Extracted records
..............................

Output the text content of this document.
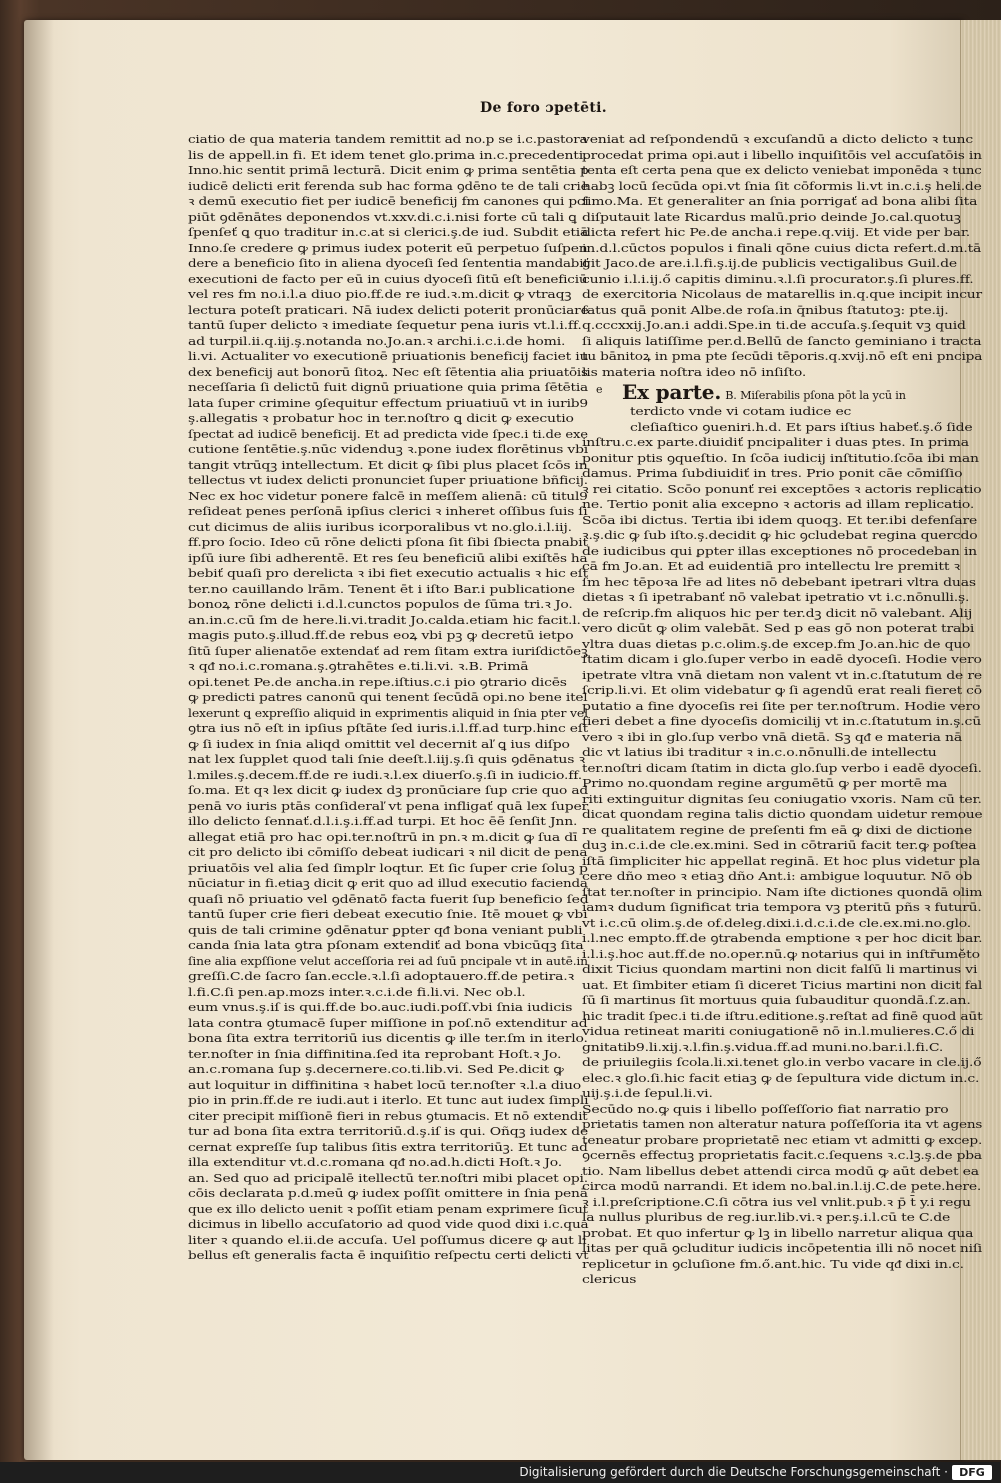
De foro ɔpetēti.
ciatio de qua materia tandem remittit ad no.p se i.c.pastora
lis de appell.in fi. Et idem tenet glo.prima in.c.precedenti.
Inno.hic sentit primā lecturā. Dicit enim ꝙ prima sentētia p
iudicē delicti erit ferenda sub hac forma ꝯdēno te de tali crie
ꝛ demū executio fiet per iudicē beneficij fm canones qui pci
piūt ꝯdēnātes deponendos vt.xxv.di.c.i.nisi forte cū tali ꝗ
ſpenſeť ꝗ quo traditur in.c.at si clerici.ş.de iud. Subdit etiā
Inno.ſe credere ꝙ primus iudex poterit eū perpetuo ſuſpen
dere a beneficio ſito in aliena dyoceſi ſed ſententia mandabiť
executioni de facto per eū in cuius dyoceſi ſitū eſt beneficiū
vel res fm no.i.l.a diuo pio.ff.de re iud.ꝛ.m.dicit ꝙ vtraqꝫ
lectura poteſt praticari. Nā iudex delicti poterit pronūciare
tantū ſuper delicto ꝛ imediate ſequetur pena iuris vt.l.i.ff.
ad turpil.ii.q.iij.ş.notanda no.Jo.an.ꝛ archi.i.c.i.de homi.
li.vi. Actualiter vo executionē priuationis beneficij faciet iu
dex beneficij aut bonorū ſitoꝝ. Nec eſt ſētentia alia priuatōis
neceſſaria ſi delictū fuit dignū priuatione quia prima ſētētia
lata ſuper crimine ꝯſequitur effectum priuatiuū vt in iurib9
ş.allegatis ꝛ probatur hoc in ter.noſtro ꝗ dicit ꝙ executio
ſpectat ad iudicē beneficij. Et ad predicta vide ſpec.i ti.de exe
cutione ſentētie.ş.nūc videnduꝫ ꝛ.pone iudex florētinus vbi
tangit vtrūqꝫ intellectum. Et dicit ꝙ ſibi plus placet ſcōs in
tellectus vt iudex delicti pronunciet ſuper priuatione bñficij.
Nec ex hoc videtur ponere falcē in meſſem alienā: cū titul9
reſideat penes perſonā ipſius clerici ꝛ inheret oſſibus ſuis ſi
cut dicimus de aliis iuribus icorporalibus vt no.glo.i.l.iij.
ff.pro ſocio. Ideo cū rōne delicti pſona ſit ſibi ſbiecta pnabit
ipſū iure ſibi adherentē. Et res ſeu beneficiū alibi exiſtēs ha
bebiť quaſi pro derelicta ꝛ ibi fiet executio actualis ꝛ hic eſt
ter.no cauillando lrām. Tenent ēt i iſto Bar.i publicatione
bonoꝝ rōne delicti i.d.l.cunctos populos de ſūma tri.ꝛ Jo.
an.in.c.cū ſm de here.li.vi.tradit Jo.calda.etiam hic facit.l.
magis puto.ş.illud.ff.de rebus eoꝝ vbi pꝫ ꝙ decretū ietpo
ſitū ſuper alienatōe extendať ad rem ſitam extra iuriſdictōeꝫ
ꝛ qᵭ no.i.c.romana.ş.ꝯtrahētes e.ti.li.vi. ꝛ.B. Primā
opi.tenet Pe.de ancha.in repe.iſtius.c.i pio ꝯtrario dicēs
ꝙ predicti patres canonū qui tenent ſecūdā opi.no bene itel
lexerunt ꝗ expreſſio aliquid in exprimentis aliquid in ſnia pter vel
ꝯtra ius nō eſt in ipſius pſtāte ſed iuris.i.l.ff.ad turp.hinc eſt
ꝙ ſi iudex in ſnia aliqd omittit vel decernit aľ ꝗ ius diſpo
nat lex ſupplet quod tali ſnie deeſt.l.iij.ş.ſi quis ꝯdēnatus ꝛ
l.miles.ş.decem.ff.de re iudi.ꝛ.l.ex diuerſo.ş.ſi in iudicio.ff.
ſo.ma. Et qꝛ lex dicit ꝙ iudex dꝫ pronūciare ſup crie quo ad
penā vo iuris ptās conſideraľ vt pena infligať quā lex ſuper
illo delicto ſennať.d.l.i.ş.i.ff.ad turpi. Et hoc ēē ſenſit Jnn.
allegat etiā pro hac opi.ter.noſtrū in pn.ꝛ m.dicit ꝙ ſua dī
cit pro delicto ibi cōmiſſo debeat iudicari ꝛ nil dicit de pena
priuatōis vel alia ſed ſimplr loqtur. Et ſic ſuper crie ſoluꝫ p
nūciatur in fi.etiaꝫ dicit ꝙ erit quo ad illud executio facienda
quaſi nō priuatio vel ꝯdēnatō facta fuerit ſup beneficio ſed
tantū ſuper crie fieri debeat executio ſnie. Itē mouet ꝙ vbi
quis de tali crimine ꝯdēnatur ꝑpter qᵭ bona veniant publi
canda ſnia lata ꝯtra pſonam extendiť ad bona vbicūqꝫ ſita
ſine alia expſſione velut acceſſoria rei ad ſuū pncipale vt in autē.in
greſſi.C.de ſacro ſan.eccle.ꝛ.l.ſi adoptauero.ff.de petira.ꝛ
l.fi.C.ſi pen.ap.mozs inter.ꝛ.c.i.de fi.li.vi. Nec ob.l.
eum vnus.ş.iſ is qui.ff.de bo.auc.iudi.poſſ.vbi ſnia iudicis
lata contra ꝯtumacē ſuper miſſione in poſ.nō extenditur ad
bona ſita extra territoriū ius dicentis ꝙ ille ter.ſm in iterlo.
ter.noſter in ſnia diffinitina.ſed ita reprobant Hoſt.ꝛ Jo.
an.c.romana ſup ş.decernere.co.ti.lib.vi. Sed Pe.dicit ꝙ
aut loquitur in diffinitina ꝛ habet locū ter.noſter ꝛ.l.a diuo
pio in prin.ff.de re iudi.aut i iterlo. Et tunc aut iudex ſimpli
citer precipit miſſionē fieri in rebus ꝯtumacis. Et nō extendit
tur ad bona ſita extra territoriū.d.ş.iſ is qui. Oñqꝫ iudex de
cernat expreſſe ſup talibus ſitis extra territoriūꝫ. Et tunc ad
illa extenditur vt.d.c.romana qᵭ no.ad.h.dicti Hoſt.ꝛ Jo.
an. Sed quo ad pricipalē itellectū ter.noſtri mibi placet opi.
cōis declarata p.d.meū ꝙ iudex poſſit omittere in ſnia penā
que ex illo delicto uenit ꝛ poſſit etiam penam exprimere ſicut
dicimus in libello accuſatorio ad quod vide quod dixi i.c.qua
liter ꝛ quando el.ii.de accuſa. Uel poſſumus dicere ꝙ aut li
bellus eſt generalis facta ē inquiſitio reſpectu certi delicti vt
veniat ad reſpondendū ꝛ excuſandū a dicto delicto ꝛ tunc
procedat prima opi.aut i libello inquiſitōis vel accuſatōis in
tenta eſt certa pena que ex delicto veniebat imponēda ꝛ tunc
habꝫ locū ſecūda opi.vt ſnia ſit cōformis li.vt in.c.i.ş heli.de
ſimo.Ma. Et generaliter an ſnia porrigať ad bona alibi ſita
diſputauit late Ricardus malū.prio deinde Jo.cal.quotuꝫ
dicta refert hic Pe.de ancha.i repe.q.viij. Et vide per bar.
in.d.l.cūctos populos i finali qōne cuius dicta refert.d.m.tā
git Jaco.de are.i.l.fi.ş.ij.de publicis vectigalibus Guil.de
cunio i.l.i.ij.ő capitis diminu.ꝛ.l.ſi procurator.ş.ſi plures.ff.
de exercitoria Nicolaus de matarellis in.q.que incipit incur
ſatus quā ponit Albe.de roſa.in q̄nibus ſtatutoꝫ: pte.ij.
q.cccxxij.Jo.an.i addi.Spe.in ti.de accuſa.ş.ſequit vꝫ quid
ſi aliquis latiſſime per.d.Bellū de ſancto geminiano i tracta
tu bānitoꝝ in pma pte ſecūdi tēporis.q.xvij.nō eſt eni pncipa
lis materia noſtra ideo nō inſiſto.
Ex parte. B. Miſerabilis pſona pōt la ycū in
terdicto vnde vi cotam iudice ec
cleſiaſtico ꝯueniri.h.d. Et pars iſtius habeť.ş.ő ſide
inſtru.c.ex parte.diuidiť pncipaliter i duas ptes. In prima
ponitur ptis ꝯqueſtio. In ſcōa iudicij inſtitutio.ſcōa ibi man
damus. Prima ſubdiuidiť in tres. Prio ponit cāe cōmiſſio
ꝛ rei citatio. Scōo ponunť rei exceptōes ꝛ actoris replicatio
ne. Tertio ponit alia excepno ꝛ actoris ad illam replicatio.
Scōa ibi dictus. Tertia ibi idem quoqꝫ. Et ter.ibi defenſare
ꝛ.ş.dic ꝙ ſub iſto.ş.decidit ꝙ hic ꝯcludebat regina quercdo
de iudicibus qui ꝑpter illas exceptiones nō procedeban in
cā fm Jo.an. Et ad euidentiā pro intellectu lre premitt ꝛ
ſm hec tēpoꝛa lr̄e ad lites nō debebant ipetrari vltra duas
dietas ꝛ ſi ipetrabanť nō valebat ipetratio vt i.c.nōnulli.ş.
de reſcrip.fm aliquos hic per ter.dꝫ dicit nō valebant. Alij
vero dicūt ꝙ olim valebāt. Sed p eas gō non poterat trabi
vltra duas dietas p.c.olim.ş.de excep.fm Jo.an.hic de quo
ſtatim dicam i glo.ſuper verbo in eadē dyoceſi. Hodie vero
ipetrate vltra vnā dietam non valent vt in.c.ſtatutum de re
ſcrip.li.vi. Et olim videbatur ꝙ ſi agendū erat reali fieret cō
putatio a fine dyoceſis rei ſite per ter.noſtrum. Hodie vero
fieri debet a fine dyoceſis domicilij vt in.c.ſtatutum in.ş.cū
vero ꝛ ibi in glo.ſup verbo vnā dietā. Sꝫ qᵭ e materia nā
dic vt latius ibi traditur ꝛ in.c.o.nōnulli.de intellectu
ter.noſtri dicam ſtatim in dicta glo.ſup verbo i eadē dyoceſi.
Primo no.quondam regine argumētū ꝙ per mortē ma
riti extinguitur dignitas ſeu coniugatio vxoris. Nam cū ter.
dicat quondam regina talis dictio quondam uidetur remoue
re qualitatem regine de preſenti fm eā ꝙ dixi de dictione
duꝫ in.c.i.de cle.ex.mini. Sed in cōtrariū facit ter.ꝙ poſtea
iſtā ſimpliciter hic appellat reginā. Et hoc plus videtur pla
cere dño meo ꝛ etiaꝫ dño Ant.i: ambigue loquutur. Nō ob
ſtat ter.noſter in principio. Nam iſte dictiones quondā olim
iamꝛ dudum ſignificat tria tempora vꝫ pteritū pñs ꝛ futurū.
vt i.c.cū olim.ş.de of.deleg.dixi.i.d.c.i.de cle.ex.mi.no.glo.
i.l.nec empto.ff.de ꝯtrabenda emptione ꝛ per hoc dicit bar.
i.l.i.ş.hoc aut.ff.de no.oper.nū.ꝙ notarius qui in inſtr̄uměto
dixit Ticius quondam martini non dicit falſū li martinus vi
uat. Et ſimbiter etiam ſi diceret Ticius martini non dicit fal
ſū ſi martinus ſit mortuus quia ſubauditur quondā.ſ.z.an.
hic tradit ſpec.i ti.de iſtru.editione.ş.reſtat ad finē quod aūt
vidua retineat mariti coniugationē nō in.l.mulieres.C.ő di
gnitatib9.li.xij.ꝛ.l.fin.ş.vidua.ff.ad muni.no.bar.i.l.fi.C.
de priuilegiis ſcola.li.xi.tenet glo.in verbo vacare in cle.ij.ő
elec.ꝛ glo.ſi.hic facit etiaꝫ ꝙ de ſepultura vide dictum in.c.
uij.ş.i.de ſepul.li.vi.
Secūdo no.ꝙ quis i libello poſſeſſorio fiat narratio pro
prietatis tamen non alteratur natura poſſeſſoria ita vt agens
teneatur probare proprietatē nec etiam vt admitti ꝙ excep.
ꝯcernēs effectuꝫ proprietatis facit.c.ſequens ꝛ.c.lꝫ.ş.de pba
tio. Nam libellus debet attendi circa modū ꝙ aūt debet ea
circa modū narrandi. Et idem no.bal.in.l.ij.C.de pete.here.
ꝛ i.l.preſcriptione.C.ſi cōtra ius vel vnlit.pub.ꝛ p̄ t̄ y.i regu
la nullus pluribus de reg.iur.lib.vi.ꝛ per.ş.i.l.cū te C.de
probat. Et quo infertur ꝙ lꝫ in libello narretur aliqua qua
litas per quā ꝯcluditur iudicis incōpetentia illi nō nocet niſi
replicetur in ꝯcluſione fm.ő.ant.hic. Tu vide qᵭ dixi in.c.
clericus
e
Digitalisierung gefördert durch die Deutsche Forschungsgemeinschaft ·	DFG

..............................

» Written problem: Go through the records and gather the lines that hold "rōne".

» Response to the task:
ff.pro ſocio. Ideo cū rōne delicti pſona ſit ſibi ſbiecta pnabit
bonoꝝ rōne delicti i.d.l.cunctos populos de ſūma tri.ꝛ Jo.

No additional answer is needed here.